▸ EXCERPTED DATA
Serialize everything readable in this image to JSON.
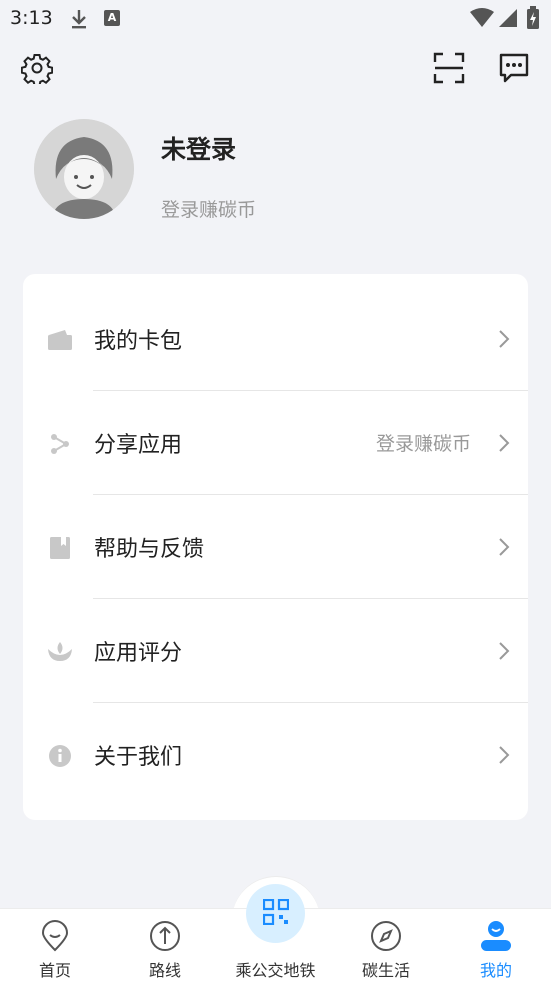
{
  "status_bar": {
    "time": "3:13",
    "a_badge": "A"
  },
  "header": {
    "icons": [
      "gear-icon",
      "scan-icon",
      "message-icon"
    ]
  },
  "profile": {
    "name": "未登录",
    "subtitle": "登录赚碳币"
  },
  "menu": {
    "items": [
      {
        "label": "我的卡包",
        "extra": "",
        "icon": "wallet-icon"
      },
      {
        "label": "分享应用",
        "extra": "登录赚碳币",
        "icon": "share-icon"
      },
      {
        "label": "帮助与反馈",
        "extra": "",
        "icon": "book-icon"
      },
      {
        "label": "应用评分",
        "extra": "",
        "icon": "lotus-icon"
      },
      {
        "label": "关于我们",
        "extra": "",
        "icon": "info-icon"
      }
    ]
  },
  "bottom_nav": {
    "items": [
      {
        "label": "首页",
        "icon": "location-pin-icon"
      },
      {
        "label": "路线",
        "icon": "route-arrow-icon"
      },
      {
        "label": "乘公交地铁",
        "icon": "qr-code-icon"
      },
      {
        "label": "碳生活",
        "icon": "compass-icon"
      },
      {
        "label": "我的",
        "icon": "user-icon",
        "active": true
      }
    ],
    "active_color": "#1a8cff"
  }
}
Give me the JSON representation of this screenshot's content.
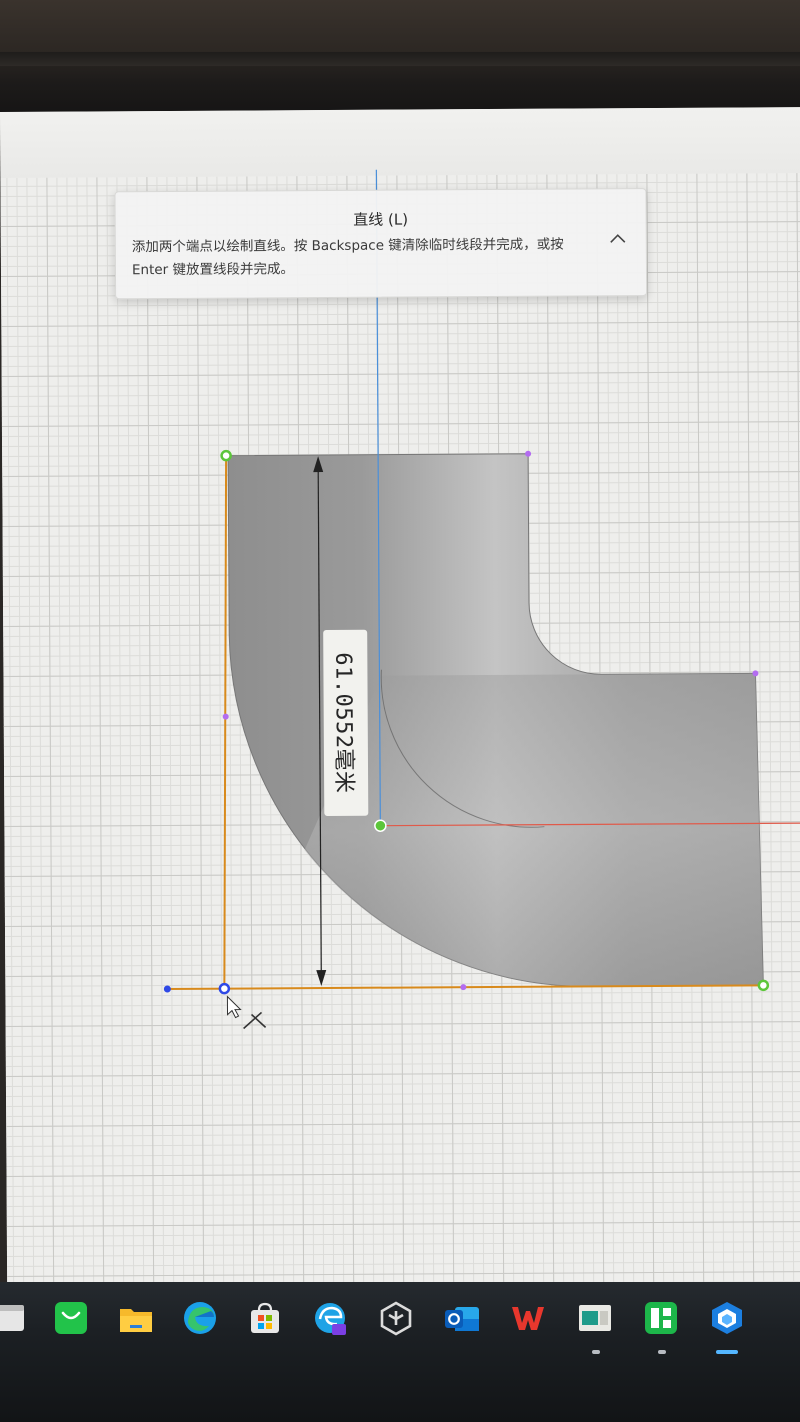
{
  "tooltip": {
    "title": "直线 (L)",
    "description": "添加两个端点以绘制直线。按 Backspace 键清除临时线段并完成，或按 Enter 键放置线段并完成。"
  },
  "dimension": {
    "value": "61.0552",
    "unit": "毫米",
    "text": "61.0552毫米"
  },
  "colors": {
    "sketch_line": "#d88a1c",
    "vertical_guide": "#4a8fd9",
    "horizontal_guide": "#e05a4a",
    "point_green": "#5cc63a",
    "point_purple": "#b36cf0",
    "point_blue": "#2f49e6"
  },
  "taskbar": {
    "icons": [
      {
        "name": "file-window-icon"
      },
      {
        "name": "wechat-icon"
      },
      {
        "name": "file-explorer-icon"
      },
      {
        "name": "edge-icon"
      },
      {
        "name": "microsoft-store-icon"
      },
      {
        "name": "edge-ai-icon"
      },
      {
        "name": "unity-icon"
      },
      {
        "name": "outlook-icon"
      },
      {
        "name": "wps-office-icon"
      },
      {
        "name": "app-window-icon"
      },
      {
        "name": "green-grid-app-icon"
      },
      {
        "name": "cad-app-icon"
      }
    ]
  }
}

▸ INSTRUCTION
Lines containing the word "label" must all be returned from the material above.

▸ ANSWER TO THIS PROBLEM
        "label": "我的卡包",
        "label": "分享应用",
        "label": "帮助与反馈",
        "label": "应用评分",
        "label": "关于我们",
        "label": "首页",
        "label": "路线",
        "label": "乘公交地铁",
        "label": "碳生活",
        "label": "我的",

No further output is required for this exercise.